[Items from a figure collection]
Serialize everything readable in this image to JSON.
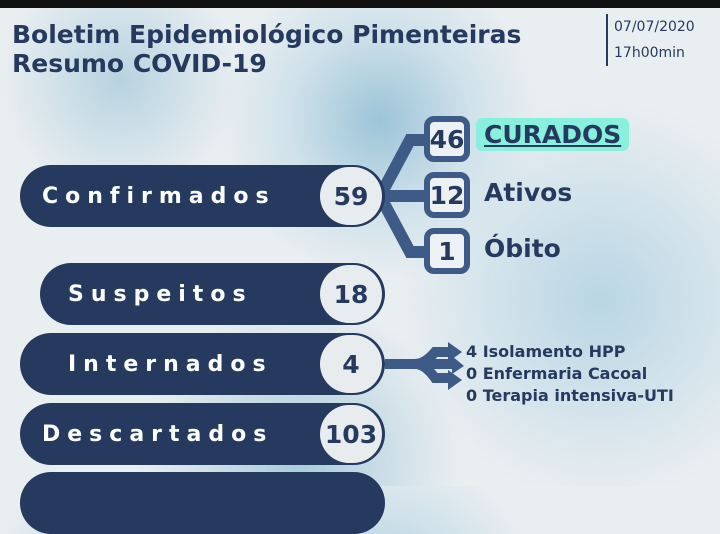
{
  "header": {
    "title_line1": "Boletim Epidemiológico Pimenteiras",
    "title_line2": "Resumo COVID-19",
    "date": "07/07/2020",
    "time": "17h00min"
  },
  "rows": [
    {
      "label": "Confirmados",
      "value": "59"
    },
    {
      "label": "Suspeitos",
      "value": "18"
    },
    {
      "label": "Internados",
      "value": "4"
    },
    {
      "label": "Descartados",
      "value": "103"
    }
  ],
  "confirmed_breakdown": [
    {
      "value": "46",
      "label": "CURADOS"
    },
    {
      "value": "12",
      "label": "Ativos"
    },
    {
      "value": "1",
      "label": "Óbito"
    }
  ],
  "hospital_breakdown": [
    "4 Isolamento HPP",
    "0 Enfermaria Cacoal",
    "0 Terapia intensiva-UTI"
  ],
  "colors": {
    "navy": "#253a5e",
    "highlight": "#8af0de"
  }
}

==

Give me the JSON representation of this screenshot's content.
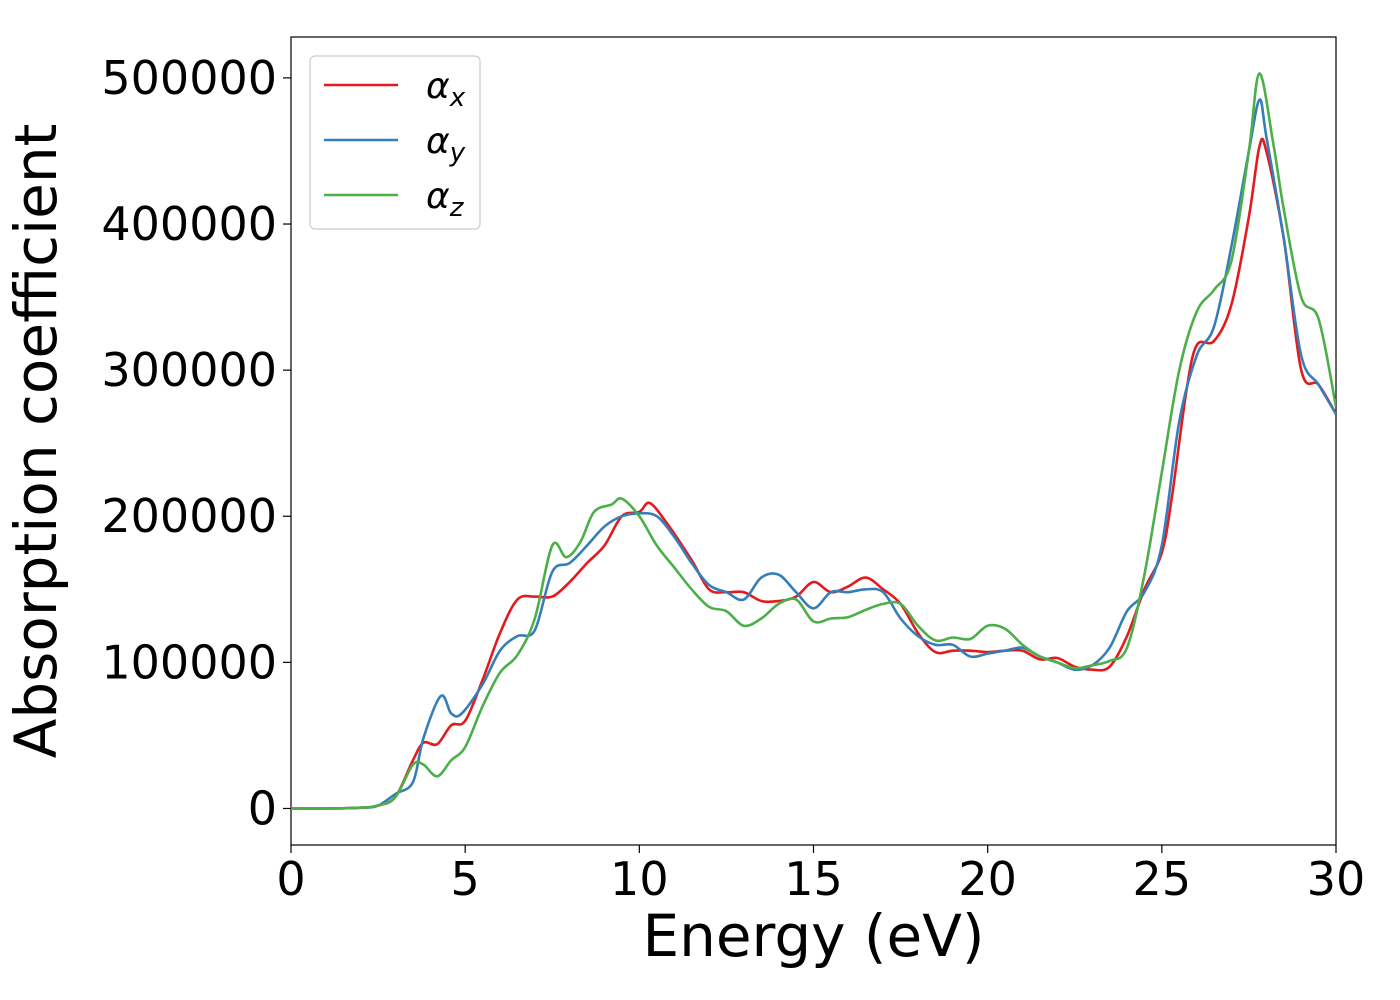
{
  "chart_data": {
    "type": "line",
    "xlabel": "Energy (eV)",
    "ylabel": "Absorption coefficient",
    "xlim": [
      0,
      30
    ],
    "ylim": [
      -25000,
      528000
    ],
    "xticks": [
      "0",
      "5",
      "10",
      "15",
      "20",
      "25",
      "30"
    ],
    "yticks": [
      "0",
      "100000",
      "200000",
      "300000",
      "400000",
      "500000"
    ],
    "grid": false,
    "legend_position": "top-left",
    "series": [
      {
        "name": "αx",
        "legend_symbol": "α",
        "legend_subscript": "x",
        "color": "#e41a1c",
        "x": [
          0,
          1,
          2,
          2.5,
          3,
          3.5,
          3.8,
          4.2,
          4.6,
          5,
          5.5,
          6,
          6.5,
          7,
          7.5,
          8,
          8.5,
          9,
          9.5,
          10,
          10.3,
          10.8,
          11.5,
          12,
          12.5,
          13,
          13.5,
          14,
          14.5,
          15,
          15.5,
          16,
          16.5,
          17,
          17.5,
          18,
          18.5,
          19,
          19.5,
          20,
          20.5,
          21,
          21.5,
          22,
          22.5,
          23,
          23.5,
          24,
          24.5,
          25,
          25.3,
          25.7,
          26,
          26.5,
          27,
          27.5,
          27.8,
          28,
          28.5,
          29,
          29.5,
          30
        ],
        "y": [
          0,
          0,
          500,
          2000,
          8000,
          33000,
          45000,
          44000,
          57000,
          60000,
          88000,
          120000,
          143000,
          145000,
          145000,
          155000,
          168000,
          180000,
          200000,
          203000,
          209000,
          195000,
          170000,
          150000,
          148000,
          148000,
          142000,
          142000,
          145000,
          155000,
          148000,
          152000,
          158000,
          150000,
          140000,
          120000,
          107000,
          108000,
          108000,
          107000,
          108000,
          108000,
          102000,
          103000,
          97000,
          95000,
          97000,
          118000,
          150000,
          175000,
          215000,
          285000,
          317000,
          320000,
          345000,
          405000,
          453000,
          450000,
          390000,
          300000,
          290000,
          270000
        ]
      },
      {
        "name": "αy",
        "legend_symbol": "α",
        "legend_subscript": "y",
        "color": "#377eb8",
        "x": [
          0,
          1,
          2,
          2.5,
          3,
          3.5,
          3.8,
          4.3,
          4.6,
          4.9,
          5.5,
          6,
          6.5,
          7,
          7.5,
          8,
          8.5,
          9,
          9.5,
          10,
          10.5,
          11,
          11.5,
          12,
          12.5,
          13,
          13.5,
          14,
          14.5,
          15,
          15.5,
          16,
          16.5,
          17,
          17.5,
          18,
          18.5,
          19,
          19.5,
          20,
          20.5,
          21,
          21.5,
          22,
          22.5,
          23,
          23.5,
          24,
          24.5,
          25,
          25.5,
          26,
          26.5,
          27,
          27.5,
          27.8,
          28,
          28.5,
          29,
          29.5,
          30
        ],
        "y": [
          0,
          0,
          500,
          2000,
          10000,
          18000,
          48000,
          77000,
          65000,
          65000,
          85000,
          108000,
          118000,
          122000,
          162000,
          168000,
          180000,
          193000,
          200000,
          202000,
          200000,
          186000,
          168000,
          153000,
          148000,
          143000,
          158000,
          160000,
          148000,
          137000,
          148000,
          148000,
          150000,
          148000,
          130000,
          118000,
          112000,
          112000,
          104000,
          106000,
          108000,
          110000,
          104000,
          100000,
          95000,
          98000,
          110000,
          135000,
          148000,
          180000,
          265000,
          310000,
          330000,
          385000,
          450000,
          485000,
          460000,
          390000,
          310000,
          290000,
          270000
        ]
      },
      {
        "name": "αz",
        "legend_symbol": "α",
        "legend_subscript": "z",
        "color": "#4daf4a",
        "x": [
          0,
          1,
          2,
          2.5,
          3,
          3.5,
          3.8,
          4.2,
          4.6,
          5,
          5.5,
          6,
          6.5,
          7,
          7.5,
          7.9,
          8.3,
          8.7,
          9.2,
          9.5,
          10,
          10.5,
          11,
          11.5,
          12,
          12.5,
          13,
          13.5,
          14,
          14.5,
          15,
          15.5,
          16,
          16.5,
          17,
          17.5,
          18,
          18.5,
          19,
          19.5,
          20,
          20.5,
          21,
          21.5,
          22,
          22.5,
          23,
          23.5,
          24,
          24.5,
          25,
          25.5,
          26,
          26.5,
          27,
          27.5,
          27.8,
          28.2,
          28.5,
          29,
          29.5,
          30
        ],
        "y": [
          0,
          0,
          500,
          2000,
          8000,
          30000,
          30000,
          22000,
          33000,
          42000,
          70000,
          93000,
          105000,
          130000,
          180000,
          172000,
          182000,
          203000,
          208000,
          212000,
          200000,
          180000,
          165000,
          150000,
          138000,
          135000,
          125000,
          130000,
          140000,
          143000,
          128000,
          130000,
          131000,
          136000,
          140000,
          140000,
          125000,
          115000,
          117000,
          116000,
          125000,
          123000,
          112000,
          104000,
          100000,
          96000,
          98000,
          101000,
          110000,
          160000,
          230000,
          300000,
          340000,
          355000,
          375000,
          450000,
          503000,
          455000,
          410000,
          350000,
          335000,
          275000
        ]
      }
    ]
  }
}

...

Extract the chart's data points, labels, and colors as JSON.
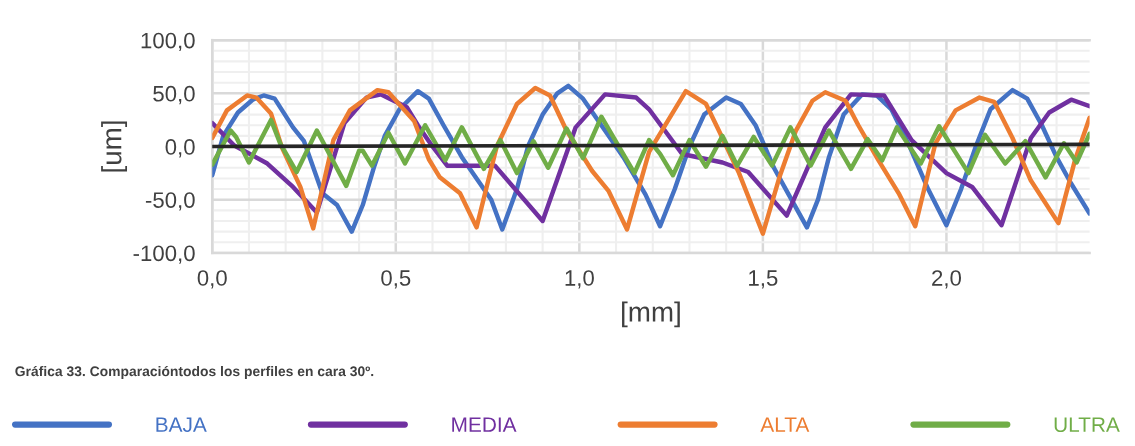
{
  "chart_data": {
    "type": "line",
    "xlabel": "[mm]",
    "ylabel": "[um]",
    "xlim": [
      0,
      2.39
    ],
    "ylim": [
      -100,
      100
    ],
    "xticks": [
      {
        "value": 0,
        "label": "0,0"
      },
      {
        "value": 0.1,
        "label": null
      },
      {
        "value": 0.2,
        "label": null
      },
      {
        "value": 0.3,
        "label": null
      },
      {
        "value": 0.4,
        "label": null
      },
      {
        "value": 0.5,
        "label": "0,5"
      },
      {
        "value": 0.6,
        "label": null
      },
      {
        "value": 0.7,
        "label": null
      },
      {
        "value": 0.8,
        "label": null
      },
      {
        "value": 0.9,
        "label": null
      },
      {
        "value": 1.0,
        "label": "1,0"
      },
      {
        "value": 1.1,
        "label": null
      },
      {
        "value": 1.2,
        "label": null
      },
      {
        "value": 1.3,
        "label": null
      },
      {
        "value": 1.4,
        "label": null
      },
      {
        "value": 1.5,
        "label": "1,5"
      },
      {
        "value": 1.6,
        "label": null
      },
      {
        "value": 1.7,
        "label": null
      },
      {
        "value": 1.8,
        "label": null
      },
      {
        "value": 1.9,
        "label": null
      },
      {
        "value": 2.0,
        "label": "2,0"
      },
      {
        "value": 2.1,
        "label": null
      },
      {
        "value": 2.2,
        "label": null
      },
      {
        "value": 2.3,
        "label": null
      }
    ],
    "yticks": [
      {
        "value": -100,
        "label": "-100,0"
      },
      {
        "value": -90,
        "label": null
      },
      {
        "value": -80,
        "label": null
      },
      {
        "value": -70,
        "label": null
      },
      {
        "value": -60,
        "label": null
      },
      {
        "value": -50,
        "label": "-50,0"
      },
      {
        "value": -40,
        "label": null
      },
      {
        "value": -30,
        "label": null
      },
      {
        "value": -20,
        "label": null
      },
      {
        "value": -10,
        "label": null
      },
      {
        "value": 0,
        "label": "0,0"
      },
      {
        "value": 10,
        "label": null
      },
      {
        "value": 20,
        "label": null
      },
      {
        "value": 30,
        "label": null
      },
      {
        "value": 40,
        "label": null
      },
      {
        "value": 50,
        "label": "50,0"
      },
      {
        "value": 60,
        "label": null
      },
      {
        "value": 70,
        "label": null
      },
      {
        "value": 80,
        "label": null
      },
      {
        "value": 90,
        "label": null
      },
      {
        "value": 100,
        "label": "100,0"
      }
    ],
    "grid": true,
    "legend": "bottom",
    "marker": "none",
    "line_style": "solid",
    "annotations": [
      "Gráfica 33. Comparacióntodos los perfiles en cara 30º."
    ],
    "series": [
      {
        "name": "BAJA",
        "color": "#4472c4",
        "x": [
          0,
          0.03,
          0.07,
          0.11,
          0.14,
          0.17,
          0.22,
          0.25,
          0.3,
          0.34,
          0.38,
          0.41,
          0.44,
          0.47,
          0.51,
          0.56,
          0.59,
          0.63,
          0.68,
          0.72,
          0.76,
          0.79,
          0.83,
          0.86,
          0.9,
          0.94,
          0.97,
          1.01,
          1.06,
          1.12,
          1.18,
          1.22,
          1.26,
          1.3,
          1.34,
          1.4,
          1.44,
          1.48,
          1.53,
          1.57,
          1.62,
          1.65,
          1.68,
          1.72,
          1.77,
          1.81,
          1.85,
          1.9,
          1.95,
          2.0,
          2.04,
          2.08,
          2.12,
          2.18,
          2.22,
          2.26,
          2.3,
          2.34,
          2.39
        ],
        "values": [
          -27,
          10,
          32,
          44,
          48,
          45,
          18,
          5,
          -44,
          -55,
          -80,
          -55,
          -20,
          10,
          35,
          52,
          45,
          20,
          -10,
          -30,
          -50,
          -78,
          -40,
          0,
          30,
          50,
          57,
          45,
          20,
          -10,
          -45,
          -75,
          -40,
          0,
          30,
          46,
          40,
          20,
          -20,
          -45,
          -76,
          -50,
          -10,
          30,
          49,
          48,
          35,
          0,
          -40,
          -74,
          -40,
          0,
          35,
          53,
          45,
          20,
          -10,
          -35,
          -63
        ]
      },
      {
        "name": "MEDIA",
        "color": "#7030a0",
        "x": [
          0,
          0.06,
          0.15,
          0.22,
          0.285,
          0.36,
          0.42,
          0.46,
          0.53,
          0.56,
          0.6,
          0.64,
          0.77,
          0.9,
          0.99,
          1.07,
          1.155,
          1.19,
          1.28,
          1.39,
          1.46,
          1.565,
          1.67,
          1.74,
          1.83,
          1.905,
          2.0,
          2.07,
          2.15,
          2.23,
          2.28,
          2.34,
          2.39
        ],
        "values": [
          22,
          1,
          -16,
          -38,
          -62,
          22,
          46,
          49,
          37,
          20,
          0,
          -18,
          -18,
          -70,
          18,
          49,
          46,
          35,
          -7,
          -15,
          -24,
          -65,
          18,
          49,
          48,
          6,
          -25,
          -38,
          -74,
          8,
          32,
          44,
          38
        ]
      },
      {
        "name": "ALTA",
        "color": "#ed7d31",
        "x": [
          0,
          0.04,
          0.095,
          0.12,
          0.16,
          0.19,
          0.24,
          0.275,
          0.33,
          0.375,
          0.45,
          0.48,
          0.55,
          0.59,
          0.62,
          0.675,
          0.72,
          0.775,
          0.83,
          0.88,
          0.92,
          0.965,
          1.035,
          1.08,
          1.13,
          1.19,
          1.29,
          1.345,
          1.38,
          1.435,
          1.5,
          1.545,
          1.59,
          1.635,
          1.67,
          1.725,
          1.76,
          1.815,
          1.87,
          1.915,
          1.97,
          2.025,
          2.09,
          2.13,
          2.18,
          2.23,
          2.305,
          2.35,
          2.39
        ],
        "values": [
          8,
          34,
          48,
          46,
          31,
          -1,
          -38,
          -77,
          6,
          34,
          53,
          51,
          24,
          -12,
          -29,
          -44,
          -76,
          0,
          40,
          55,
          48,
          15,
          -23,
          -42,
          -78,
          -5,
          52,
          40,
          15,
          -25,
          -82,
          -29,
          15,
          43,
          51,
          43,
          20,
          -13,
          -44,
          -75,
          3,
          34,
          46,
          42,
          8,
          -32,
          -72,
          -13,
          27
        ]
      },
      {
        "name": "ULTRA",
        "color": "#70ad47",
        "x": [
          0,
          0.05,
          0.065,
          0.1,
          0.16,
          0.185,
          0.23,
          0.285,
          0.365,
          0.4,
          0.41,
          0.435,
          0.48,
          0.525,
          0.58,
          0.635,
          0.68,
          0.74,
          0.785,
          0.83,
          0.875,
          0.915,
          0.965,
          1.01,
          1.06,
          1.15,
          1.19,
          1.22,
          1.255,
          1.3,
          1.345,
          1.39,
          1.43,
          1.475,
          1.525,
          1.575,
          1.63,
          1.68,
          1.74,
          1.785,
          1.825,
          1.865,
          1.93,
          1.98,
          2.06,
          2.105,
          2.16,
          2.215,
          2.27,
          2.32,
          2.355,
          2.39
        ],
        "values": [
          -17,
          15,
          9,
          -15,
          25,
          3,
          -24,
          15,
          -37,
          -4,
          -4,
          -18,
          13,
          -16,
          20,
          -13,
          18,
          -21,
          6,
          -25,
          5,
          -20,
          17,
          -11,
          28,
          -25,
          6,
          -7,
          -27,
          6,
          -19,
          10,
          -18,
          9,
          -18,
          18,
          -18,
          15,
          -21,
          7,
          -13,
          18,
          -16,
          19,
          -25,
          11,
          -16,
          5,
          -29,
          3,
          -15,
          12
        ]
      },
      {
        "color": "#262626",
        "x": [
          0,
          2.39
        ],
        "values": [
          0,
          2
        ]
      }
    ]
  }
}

Problem: Pick out and copy every line that contains the word "this".

In response:
Serialize everything readable in this image to JSON.
Give me the JSON representation of this screenshot's content.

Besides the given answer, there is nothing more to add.